• [Set exercise]
Transcribe the entries that follow, word for word.

- - -

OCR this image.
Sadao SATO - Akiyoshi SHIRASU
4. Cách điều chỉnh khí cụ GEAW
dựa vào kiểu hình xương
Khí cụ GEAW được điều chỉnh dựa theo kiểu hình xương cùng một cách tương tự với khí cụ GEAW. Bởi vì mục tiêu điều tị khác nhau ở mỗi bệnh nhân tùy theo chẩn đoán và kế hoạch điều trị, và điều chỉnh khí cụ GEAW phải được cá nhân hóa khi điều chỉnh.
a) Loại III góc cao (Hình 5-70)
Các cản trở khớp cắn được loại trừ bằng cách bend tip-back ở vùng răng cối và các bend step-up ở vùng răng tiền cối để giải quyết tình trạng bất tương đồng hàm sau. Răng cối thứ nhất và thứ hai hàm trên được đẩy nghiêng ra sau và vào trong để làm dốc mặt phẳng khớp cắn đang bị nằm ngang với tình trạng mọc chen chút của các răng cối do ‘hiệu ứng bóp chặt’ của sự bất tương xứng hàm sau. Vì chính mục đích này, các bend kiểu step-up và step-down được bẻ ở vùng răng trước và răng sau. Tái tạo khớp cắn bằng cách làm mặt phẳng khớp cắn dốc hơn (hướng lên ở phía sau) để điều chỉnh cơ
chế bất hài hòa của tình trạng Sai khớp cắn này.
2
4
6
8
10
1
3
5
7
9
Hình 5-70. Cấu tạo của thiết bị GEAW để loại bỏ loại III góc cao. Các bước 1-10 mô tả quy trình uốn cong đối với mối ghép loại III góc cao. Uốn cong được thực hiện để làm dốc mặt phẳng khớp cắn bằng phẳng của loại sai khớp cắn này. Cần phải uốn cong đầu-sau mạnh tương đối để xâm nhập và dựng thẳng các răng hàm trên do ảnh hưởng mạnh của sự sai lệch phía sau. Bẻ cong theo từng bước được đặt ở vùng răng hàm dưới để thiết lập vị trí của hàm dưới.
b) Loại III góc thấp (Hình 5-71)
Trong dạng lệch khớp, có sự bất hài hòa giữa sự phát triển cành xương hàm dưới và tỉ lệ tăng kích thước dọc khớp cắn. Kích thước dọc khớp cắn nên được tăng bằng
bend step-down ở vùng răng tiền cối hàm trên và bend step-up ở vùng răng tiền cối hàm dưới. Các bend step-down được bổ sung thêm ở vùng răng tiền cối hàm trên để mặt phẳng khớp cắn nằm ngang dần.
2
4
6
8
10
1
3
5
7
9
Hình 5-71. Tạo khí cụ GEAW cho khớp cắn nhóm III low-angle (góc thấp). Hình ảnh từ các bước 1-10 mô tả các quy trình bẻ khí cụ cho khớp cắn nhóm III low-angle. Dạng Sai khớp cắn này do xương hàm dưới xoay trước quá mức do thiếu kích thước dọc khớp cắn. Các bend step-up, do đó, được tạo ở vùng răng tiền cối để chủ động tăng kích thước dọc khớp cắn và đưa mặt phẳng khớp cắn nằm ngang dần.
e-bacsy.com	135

- - -

• [The solution]
OCR this image.
Sadao SATO - Akiyoshi SHIRASU
4. Cách điều chỉnh khí cụ GEAW
dựa vào kiểu hình xương
Khí cụ GEAW được điều chỉnh dựa theo kiểu hình xương cùng một cách tương tự với khí cụ GEAW. Bởi vì mục tiêu điều tị khác nhau ở mỗi bệnh nhân tùy theo chẩn đoán và kế hoạch điều trị, và điều chỉnh khí cụ GEAW phải được cá nhân hóa khi điều chỉnh.
a) Loại III góc cao (Hình 5-70)
Các cản trở khớp cắn được loại trừ bằng cách bend tip-back ở vùng răng cối và các bend step-up ở vùng răng tiền cối để giải quyết tình trạng bất tương đồng hàm sau. Răng cối thứ nhất và thứ hai hàm trên được đẩy nghiêng ra sau và vào trong để làm dốc mặt phẳng khớp cắn đang bị nằm ngang với tình trạng mọc chen chút của các răng cối do ‘hiệu ứng bóp chặt’ của sự bất tương xứng hàm sau. Vì chính mục đích này, các bend kiểu step-up và step-down được bẻ ở vùng răng trước và răng sau. Tái tạo khớp cắn bằng cách làm mặt phẳng khớp cắn dốc hơn (hướng lên ở phía sau) để điều chỉnh cơ
chế bất hài hòa của tình trạng Sai khớp cắn này.
2
4
6
8
10
1
3
5
7
9
Hình 5-70. Cấu tạo của thiết bị GEAW để loại bỏ loại III góc cao. Các bước 1-10 mô tả quy trình uốn cong đối với mối ghép loại III góc cao. Uốn cong được thực hiện để làm dốc mặt phẳng khớp cắn bằng phẳng của loại sai khớp cắn này. Cần phải uốn cong đầu-sau mạnh tương đối để xâm nhập và dựng thẳng các răng hàm trên do ảnh hưởng mạnh của sự sai lệch phía sau. Bẻ cong theo từng bước được đặt ở vùng răng hàm dưới để thiết lập vị trí của hàm dưới.
b) Loại III góc thấp (Hình 5-71)
Trong dạng lệch khớp, có sự bất hài hòa giữa sự phát triển cành xương hàm dưới và tỉ lệ tăng kích thước dọc khớp cắn. Kích thước dọc khớp cắn nên được tăng bằng
bend step-down ở vùng răng tiền cối hàm trên và bend step-up ở vùng răng tiền cối hàm dưới. Các bend step-down được bổ sung thêm ở vùng răng tiền cối hàm trên để mặt phẳng khớp cắn nằm ngang dần.
2
4
6
8
10
1
3
5
7
9
Hình 5-71. Tạo khí cụ GEAW cho khớp cắn nhóm III low-angle (góc thấp). Hình ảnh từ các bước 1-10 mô tả các quy trình bẻ khí cụ cho khớp cắn nhóm III low-angle. Dạng Sai khớp cắn này do xương hàm dưới xoay trước quá mức do thiếu kích thước dọc khớp cắn. Các bend step-up, do đó, được tạo ở vùng răng tiền cối để chủ động tăng kích thước dọc khớp cắn và đưa mặt phẳng khớp cắn nằm ngang dần.
e-bacsy.com	135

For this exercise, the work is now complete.